--- START OF Given data ---

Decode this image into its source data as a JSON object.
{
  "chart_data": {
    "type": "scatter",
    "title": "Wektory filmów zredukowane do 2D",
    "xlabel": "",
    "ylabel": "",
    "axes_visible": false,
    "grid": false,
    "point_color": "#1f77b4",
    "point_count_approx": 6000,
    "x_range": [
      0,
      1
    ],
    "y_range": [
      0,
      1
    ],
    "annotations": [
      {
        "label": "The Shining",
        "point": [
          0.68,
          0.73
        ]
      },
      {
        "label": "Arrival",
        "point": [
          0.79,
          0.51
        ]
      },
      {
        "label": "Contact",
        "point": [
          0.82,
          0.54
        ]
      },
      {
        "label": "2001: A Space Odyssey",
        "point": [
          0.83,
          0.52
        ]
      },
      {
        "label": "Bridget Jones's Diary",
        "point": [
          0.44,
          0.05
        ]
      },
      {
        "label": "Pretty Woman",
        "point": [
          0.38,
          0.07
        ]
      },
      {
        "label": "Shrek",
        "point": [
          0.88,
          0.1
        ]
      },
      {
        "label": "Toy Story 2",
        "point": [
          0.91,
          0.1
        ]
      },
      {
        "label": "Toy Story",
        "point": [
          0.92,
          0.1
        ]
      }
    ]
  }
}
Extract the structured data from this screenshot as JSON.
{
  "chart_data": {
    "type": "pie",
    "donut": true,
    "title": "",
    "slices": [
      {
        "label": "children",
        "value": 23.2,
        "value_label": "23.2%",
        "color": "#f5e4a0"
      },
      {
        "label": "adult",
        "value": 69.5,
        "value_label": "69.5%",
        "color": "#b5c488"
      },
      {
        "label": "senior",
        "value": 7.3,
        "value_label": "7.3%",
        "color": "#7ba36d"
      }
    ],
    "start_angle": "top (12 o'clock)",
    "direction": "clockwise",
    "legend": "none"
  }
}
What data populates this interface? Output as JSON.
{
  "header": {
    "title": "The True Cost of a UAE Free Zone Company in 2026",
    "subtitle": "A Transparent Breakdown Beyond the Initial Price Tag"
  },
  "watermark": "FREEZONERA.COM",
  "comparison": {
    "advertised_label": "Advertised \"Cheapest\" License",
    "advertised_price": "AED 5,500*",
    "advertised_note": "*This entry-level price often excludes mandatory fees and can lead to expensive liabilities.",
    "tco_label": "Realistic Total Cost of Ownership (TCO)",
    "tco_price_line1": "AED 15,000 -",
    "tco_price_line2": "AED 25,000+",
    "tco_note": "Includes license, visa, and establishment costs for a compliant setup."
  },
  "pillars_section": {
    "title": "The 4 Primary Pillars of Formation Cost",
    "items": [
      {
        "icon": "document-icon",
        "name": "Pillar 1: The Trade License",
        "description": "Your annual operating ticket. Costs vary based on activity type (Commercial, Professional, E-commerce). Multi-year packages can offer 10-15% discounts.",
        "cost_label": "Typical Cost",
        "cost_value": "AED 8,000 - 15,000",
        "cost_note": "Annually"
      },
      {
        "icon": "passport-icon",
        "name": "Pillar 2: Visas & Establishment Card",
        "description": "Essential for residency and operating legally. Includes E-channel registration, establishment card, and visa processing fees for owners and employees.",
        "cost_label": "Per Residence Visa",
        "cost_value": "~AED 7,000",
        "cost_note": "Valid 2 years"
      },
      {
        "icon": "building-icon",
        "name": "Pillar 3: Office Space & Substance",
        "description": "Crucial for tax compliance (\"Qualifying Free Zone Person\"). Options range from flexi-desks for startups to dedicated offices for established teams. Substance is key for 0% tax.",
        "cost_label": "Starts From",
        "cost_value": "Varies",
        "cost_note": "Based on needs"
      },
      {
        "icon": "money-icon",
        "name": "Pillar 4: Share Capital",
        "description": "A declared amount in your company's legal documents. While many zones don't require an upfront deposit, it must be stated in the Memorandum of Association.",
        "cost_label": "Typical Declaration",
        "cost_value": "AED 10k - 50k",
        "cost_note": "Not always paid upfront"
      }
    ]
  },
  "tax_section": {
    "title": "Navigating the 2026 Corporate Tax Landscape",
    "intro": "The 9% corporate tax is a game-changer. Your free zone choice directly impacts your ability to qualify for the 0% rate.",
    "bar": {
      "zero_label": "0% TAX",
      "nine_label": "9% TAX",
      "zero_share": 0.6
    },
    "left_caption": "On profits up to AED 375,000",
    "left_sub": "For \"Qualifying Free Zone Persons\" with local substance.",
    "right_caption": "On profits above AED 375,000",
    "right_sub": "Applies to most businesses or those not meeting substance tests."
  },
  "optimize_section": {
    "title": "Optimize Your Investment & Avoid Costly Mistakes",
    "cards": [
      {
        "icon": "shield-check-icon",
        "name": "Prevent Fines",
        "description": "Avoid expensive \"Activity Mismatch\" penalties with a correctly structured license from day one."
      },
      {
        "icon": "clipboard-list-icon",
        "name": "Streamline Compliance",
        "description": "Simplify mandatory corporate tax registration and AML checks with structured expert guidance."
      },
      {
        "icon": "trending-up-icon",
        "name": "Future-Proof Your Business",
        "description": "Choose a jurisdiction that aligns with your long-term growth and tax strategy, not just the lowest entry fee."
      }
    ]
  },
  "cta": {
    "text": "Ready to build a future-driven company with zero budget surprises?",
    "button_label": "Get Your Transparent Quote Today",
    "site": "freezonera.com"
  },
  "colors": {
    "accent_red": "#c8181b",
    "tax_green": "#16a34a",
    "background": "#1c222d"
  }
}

--- END OF Given data ---

● **Exercise description**:
Select from the material above each line in which the string "profits" appears, and list those lines.

● **Full solution**:
    "left_caption": "On profits up to AED 375,000",
    "right_caption": "On profits above AED 375,000",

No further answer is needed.